## [Problem details]
Change "spectator" to "onlooker" in the stretch of entries from the start through the line containing "- paragraph: Behind", and reproduce those lines with nothing else altered.

## [Spatial layout entries]
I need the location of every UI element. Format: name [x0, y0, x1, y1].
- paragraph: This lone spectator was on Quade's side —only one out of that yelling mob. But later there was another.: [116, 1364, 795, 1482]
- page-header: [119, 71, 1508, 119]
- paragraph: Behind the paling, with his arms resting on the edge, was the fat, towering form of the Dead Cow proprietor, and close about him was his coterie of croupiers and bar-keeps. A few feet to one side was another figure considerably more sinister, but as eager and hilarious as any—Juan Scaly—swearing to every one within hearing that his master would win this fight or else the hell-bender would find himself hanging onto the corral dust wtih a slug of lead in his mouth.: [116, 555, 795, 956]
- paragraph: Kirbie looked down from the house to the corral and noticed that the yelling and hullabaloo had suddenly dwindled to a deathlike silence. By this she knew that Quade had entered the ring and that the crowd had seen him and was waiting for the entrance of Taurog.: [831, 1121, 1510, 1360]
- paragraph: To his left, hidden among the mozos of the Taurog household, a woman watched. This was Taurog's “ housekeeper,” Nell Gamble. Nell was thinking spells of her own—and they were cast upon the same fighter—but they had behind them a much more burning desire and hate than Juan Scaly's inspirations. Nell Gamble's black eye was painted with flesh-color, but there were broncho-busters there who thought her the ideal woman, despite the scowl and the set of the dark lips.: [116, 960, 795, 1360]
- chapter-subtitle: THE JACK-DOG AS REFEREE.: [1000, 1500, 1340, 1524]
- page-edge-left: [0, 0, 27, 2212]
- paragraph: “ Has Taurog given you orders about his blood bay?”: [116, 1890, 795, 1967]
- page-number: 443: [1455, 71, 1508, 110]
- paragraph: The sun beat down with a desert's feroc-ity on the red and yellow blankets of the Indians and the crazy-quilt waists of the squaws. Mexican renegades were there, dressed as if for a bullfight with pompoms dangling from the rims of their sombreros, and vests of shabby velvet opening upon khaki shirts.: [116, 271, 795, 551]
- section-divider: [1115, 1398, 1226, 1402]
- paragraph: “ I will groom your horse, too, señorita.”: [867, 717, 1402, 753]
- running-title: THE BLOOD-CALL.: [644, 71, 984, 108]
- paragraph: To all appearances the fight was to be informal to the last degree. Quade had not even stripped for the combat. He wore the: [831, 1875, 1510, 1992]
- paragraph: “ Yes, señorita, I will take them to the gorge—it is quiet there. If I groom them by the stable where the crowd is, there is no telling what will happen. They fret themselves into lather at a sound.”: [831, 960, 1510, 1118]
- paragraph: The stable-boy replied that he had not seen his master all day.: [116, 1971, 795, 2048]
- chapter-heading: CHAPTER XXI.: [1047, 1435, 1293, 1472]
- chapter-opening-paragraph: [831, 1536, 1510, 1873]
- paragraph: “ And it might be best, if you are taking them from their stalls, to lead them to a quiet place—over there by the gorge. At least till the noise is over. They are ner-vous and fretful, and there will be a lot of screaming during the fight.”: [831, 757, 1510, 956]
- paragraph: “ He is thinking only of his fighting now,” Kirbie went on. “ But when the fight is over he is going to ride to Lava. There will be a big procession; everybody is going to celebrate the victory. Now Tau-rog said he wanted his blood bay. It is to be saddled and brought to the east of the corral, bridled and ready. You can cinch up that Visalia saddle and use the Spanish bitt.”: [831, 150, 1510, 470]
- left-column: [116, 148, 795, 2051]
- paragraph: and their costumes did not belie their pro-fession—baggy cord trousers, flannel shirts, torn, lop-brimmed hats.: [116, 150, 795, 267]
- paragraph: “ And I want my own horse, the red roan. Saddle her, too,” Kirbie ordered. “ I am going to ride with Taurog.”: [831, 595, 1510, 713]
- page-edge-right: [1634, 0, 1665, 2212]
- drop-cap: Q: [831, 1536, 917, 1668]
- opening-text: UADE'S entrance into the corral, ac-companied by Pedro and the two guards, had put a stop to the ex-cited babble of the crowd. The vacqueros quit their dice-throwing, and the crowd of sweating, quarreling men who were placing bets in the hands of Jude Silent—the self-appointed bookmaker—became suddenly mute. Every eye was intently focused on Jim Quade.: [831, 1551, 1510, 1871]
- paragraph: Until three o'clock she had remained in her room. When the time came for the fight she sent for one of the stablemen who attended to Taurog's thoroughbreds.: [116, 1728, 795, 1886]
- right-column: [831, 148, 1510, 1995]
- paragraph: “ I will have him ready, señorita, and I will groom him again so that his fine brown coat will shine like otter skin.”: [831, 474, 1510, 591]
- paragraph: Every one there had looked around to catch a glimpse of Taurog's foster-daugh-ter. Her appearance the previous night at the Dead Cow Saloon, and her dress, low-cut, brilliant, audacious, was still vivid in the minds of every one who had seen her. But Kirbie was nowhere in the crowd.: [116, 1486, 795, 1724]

## [Response]
I need the location of every UI element. Format: name [x0, y0, x1, y1].
- paragraph: This lone onlooker was on Quade's side —only one out of that yelling mob. But later there was another.: [116, 1364, 795, 1482]
- page-header: [119, 71, 1508, 119]
- paragraph: Behind the paling, with his arms resting on the edge, was the fat, towering form of the Dead Cow proprietor, and close about him was his coterie of croupiers and bar-keeps. A few feet to one side was another figure considerably more sinister, but as eager and hilarious as any—Juan Scaly—swearing to every one within hearing that his master would win this fight or else the hell-bender would find himself hanging onto the corral dust wtih a slug of lead in his mouth.: [116, 555, 795, 956]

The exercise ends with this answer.